(Dataset rows)
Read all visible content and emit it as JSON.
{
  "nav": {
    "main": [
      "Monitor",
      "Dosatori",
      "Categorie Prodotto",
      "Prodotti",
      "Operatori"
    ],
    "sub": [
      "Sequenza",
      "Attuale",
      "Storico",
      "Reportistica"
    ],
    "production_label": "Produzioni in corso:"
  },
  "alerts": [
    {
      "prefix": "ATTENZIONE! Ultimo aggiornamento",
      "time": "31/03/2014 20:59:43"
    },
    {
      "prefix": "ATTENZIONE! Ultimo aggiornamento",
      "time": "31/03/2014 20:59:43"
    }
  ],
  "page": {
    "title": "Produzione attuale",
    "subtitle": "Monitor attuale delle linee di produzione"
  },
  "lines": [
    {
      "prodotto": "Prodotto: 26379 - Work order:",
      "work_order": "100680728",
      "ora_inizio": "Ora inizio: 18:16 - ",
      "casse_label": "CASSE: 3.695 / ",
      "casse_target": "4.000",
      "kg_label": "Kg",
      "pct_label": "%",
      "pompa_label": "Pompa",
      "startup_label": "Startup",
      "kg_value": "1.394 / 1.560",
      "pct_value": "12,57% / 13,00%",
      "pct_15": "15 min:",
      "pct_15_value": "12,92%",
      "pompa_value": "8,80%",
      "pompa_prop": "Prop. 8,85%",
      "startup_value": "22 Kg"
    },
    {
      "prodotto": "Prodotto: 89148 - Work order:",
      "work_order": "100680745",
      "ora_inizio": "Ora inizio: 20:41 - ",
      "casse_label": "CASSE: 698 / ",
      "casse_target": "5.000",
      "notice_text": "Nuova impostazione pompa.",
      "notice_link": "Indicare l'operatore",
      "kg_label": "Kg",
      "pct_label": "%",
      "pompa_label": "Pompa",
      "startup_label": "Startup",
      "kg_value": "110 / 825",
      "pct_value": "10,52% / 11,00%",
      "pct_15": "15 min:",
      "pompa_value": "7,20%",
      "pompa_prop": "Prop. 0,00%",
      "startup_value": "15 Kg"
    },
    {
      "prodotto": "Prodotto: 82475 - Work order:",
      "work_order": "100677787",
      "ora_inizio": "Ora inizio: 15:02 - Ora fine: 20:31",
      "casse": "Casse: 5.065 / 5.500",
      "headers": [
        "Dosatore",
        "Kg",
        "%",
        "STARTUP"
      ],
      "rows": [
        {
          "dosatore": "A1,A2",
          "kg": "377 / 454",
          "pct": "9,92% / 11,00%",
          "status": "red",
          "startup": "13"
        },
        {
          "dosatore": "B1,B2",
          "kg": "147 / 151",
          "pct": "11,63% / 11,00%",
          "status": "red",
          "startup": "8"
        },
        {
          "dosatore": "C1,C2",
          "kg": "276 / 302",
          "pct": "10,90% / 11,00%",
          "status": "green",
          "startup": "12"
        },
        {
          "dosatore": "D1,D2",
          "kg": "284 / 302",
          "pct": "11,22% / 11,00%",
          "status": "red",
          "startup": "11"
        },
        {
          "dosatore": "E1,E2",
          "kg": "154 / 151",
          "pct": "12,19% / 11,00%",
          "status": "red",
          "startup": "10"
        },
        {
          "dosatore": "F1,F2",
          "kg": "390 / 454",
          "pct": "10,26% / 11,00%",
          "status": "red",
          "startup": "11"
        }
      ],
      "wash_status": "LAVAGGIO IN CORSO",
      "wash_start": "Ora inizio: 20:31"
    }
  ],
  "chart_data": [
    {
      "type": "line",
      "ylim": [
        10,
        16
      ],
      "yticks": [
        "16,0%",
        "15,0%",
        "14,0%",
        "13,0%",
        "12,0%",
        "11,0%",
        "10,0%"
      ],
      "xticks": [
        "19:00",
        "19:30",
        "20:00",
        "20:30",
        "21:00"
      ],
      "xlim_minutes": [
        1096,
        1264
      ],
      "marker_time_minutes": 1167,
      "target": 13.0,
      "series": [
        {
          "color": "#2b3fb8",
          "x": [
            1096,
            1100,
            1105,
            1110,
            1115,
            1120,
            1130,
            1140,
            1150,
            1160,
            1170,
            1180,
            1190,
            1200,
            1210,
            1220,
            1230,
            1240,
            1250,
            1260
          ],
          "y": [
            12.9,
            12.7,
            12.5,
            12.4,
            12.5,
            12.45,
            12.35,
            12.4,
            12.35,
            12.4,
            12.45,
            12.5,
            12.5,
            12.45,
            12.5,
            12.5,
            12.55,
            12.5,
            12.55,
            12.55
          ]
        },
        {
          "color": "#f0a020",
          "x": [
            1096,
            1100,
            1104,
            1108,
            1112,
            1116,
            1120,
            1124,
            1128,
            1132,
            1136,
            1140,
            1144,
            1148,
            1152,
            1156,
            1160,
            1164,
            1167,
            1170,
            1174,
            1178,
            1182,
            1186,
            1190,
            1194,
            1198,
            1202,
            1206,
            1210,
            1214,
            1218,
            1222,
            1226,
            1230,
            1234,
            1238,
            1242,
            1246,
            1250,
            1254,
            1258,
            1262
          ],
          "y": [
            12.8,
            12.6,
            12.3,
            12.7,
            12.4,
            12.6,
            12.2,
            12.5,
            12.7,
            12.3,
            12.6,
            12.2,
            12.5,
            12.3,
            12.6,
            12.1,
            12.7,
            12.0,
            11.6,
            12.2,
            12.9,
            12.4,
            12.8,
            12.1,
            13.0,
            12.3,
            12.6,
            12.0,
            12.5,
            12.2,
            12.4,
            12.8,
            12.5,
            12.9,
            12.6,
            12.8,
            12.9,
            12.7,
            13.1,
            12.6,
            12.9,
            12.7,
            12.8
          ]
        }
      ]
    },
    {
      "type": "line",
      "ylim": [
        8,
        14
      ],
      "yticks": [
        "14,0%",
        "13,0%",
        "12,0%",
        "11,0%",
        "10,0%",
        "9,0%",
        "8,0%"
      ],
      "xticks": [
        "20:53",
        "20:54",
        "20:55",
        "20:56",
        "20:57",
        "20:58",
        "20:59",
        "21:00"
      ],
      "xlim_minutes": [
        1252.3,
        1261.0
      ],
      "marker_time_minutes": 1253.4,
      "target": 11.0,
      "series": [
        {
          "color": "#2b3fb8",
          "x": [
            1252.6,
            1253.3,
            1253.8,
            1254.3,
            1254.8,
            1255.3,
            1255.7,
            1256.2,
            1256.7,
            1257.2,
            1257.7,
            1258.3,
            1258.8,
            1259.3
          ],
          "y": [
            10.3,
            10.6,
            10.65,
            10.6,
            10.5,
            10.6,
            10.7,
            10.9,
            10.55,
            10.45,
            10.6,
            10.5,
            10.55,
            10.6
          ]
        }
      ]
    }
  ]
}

» Aim of the task
Using the data above, reproduce every line exactly.

» Exercise response
Read all visible content and emit it as JSON.
{
  "nav": {
    "main": [
      "Monitor",
      "Dosatori",
      "Categorie Prodotto",
      "Prodotti",
      "Operatori"
    ],
    "sub": [
      "Sequenza",
      "Attuale",
      "Storico",
      "Reportistica"
    ],
    "production_label": "Produzioni in corso:"
  },
  "alerts": [
    {
      "prefix": "ATTENZIONE! Ultimo aggiornamento",
      "time": "31/03/2014 20:59:43"
    },
    {
      "prefix": "ATTENZIONE! Ultimo aggiornamento",
      "time": "31/03/2014 20:59:43"
    }
  ],
  "page": {
    "title": "Produzione attuale",
    "subtitle": "Monitor attuale delle linee di produzione"
  },
  "lines": [
    {
      "prodotto": "Prodotto: 26379 - Work order:",
      "work_order": "100680728",
      "ora_inizio": "Ora inizio: 18:16 - ",
      "casse_label": "CASSE: 3.695 / ",
      "casse_target": "4.000",
      "kg_label": "Kg",
      "pct_label": "%",
      "pompa_label": "Pompa",
      "startup_label": "Startup",
      "kg_value": "1.394 / 1.560",
      "pct_value": "12,57% / 13,00%",
      "pct_15": "15 min:",
      "pct_15_value": "12,92%",
      "pompa_value": "8,80%",
      "pompa_prop": "Prop. 8,85%",
      "startup_value": "22 Kg"
    },
    {
      "prodotto": "Prodotto: 89148 - Work order:",
      "work_order": "100680745",
      "ora_inizio": "Ora inizio: 20:41 - ",
      "casse_label": "CASSE: 698 / ",
      "casse_target": "5.000",
      "notice_text": "Nuova impostazione pompa.",
      "notice_link": "Indicare l'operatore",
      "kg_label": "Kg",
      "pct_label": "%",
      "pompa_label": "Pompa",
      "startup_label": "Startup",
      "kg_value": "110 / 825",
      "pct_value": "10,52% / 11,00%",
      "pct_15": "15 min:",
      "pompa_value": "7,20%",
      "pompa_prop": "Prop. 0,00%",
      "startup_value": "15 Kg"
    },
    {
      "prodotto": "Prodotto: 82475 - Work order:",
      "work_order": "100677787",
      "ora_inizio": "Ora inizio: 15:02 - Ora fine: 20:31",
      "casse": "Casse: 5.065 / 5.500",
      "headers": [
        "Dosatore",
        "Kg",
        "%",
        "STARTUP"
      ],
      "rows": [
        {
          "dosatore": "A1,A2",
          "kg": "377 / 454",
          "pct": "9,92% / 11,00%",
          "status": "red",
          "startup": "13"
        },
        {
          "dosatore": "B1,B2",
          "kg": "147 / 151",
          "pct": "11,63% / 11,00%",
          "status": "red",
          "startup": "8"
        },
        {
          "dosatore": "C1,C2",
          "kg": "276 / 302",
          "pct": "10,90% / 11,00%",
          "status": "green",
          "startup": "12"
        },
        {
          "dosatore": "D1,D2",
          "kg": "284 / 302",
          "pct": "11,22% / 11,00%",
          "status": "red",
          "startup": "11"
        },
        {
          "dosatore": "E1,E2",
          "kg": "154 / 151",
          "pct": "12,19% / 11,00%",
          "status": "red",
          "startup": "10"
        },
        {
          "dosatore": "F1,F2",
          "kg": "390 / 454",
          "pct": "10,26% / 11,00%",
          "status": "red",
          "startup": "11"
        }
      ],
      "wash_status": "LAVAGGIO IN CORSO",
      "wash_start": "Ora inizio: 20:31"
    }
  ],
  "chart_data": [
    {
      "type": "line",
      "ylim": [
        10,
        16
      ],
      "yticks": [
        "16,0%",
        "15,0%",
        "14,0%",
        "13,0%",
        "12,0%",
        "11,0%",
        "10,0%"
      ],
      "xticks": [
        "19:00",
        "19:30",
        "20:00",
        "20:30",
        "21:00"
      ],
      "xlim_minutes": [
        1096,
        1264
      ],
      "marker_time_minutes": 1167,
      "target": 13.0,
      "series": [
        {
          "color": "#2b3fb8",
          "x": [
            1096,
            1100,
            1105,
            1110,
            1115,
            1120,
            1130,
            1140,
            1150,
            1160,
            1170,
            1180,
            1190,
            1200,
            1210,
            1220,
            1230,
            1240,
            1250,
            1260
          ],
          "y": [
            12.9,
            12.7,
            12.5,
            12.4,
            12.5,
            12.45,
            12.35,
            12.4,
            12.35,
            12.4,
            12.45,
            12.5,
            12.5,
            12.45,
            12.5,
            12.5,
            12.55,
            12.5,
            12.55,
            12.55
          ]
        },
        {
          "color": "#f0a020",
          "x": [
            1096,
            1100,
            1104,
            1108,
            1112,
            1116,
            1120,
            1124,
            1128,
            1132,
            1136,
            1140,
            1144,
            1148,
            1152,
            1156,
            1160,
            1164,
            1167,
            1170,
            1174,
            1178,
            1182,
            1186,
            1190,
            1194,
            1198,
            1202,
            1206,
            1210,
            1214,
            1218,
            1222,
            1226,
            1230,
            1234,
            1238,
            1242,
            1246,
            1250,
            1254,
            1258,
            1262
          ],
          "y": [
            12.8,
            12.6,
            12.3,
            12.7,
            12.4,
            12.6,
            12.2,
            12.5,
            12.7,
            12.3,
            12.6,
            12.2,
            12.5,
            12.3,
            12.6,
            12.1,
            12.7,
            12.0,
            11.6,
            12.2,
            12.9,
            12.4,
            12.8,
            12.1,
            13.0,
            12.3,
            12.6,
            12.0,
            12.5,
            12.2,
            12.4,
            12.8,
            12.5,
            12.9,
            12.6,
            12.8,
            12.9,
            12.7,
            13.1,
            12.6,
            12.9,
            12.7,
            12.8
          ]
        }
      ]
    },
    {
      "type": "line",
      "ylim": [
        8,
        14
      ],
      "yticks": [
        "14,0%",
        "13,0%",
        "12,0%",
        "11,0%",
        "10,0%",
        "9,0%",
        "8,0%"
      ],
      "xticks": [
        "20:53",
        "20:54",
        "20:55",
        "20:56",
        "20:57",
        "20:58",
        "20:59",
        "21:00"
      ],
      "xlim_minutes": [
        1252.3,
        1261.0
      ],
      "marker_time_minutes": 1253.4,
      "target": 11.0,
      "series": [
        {
          "color": "#2b3fb8",
          "x": [
            1252.6,
            1253.3,
            1253.8,
            1254.3,
            1254.8,
            1255.3,
            1255.7,
            1256.2,
            1256.7,
            1257.2,
            1257.7,
            1258.3,
            1258.8,
            1259.3
          ],
          "y": [
            10.3,
            10.6,
            10.65,
            10.6,
            10.5,
            10.6,
            10.7,
            10.9,
            10.55,
            10.45,
            10.6,
            10.5,
            10.55,
            10.6
          ]
        }
      ]
    }
  ]
}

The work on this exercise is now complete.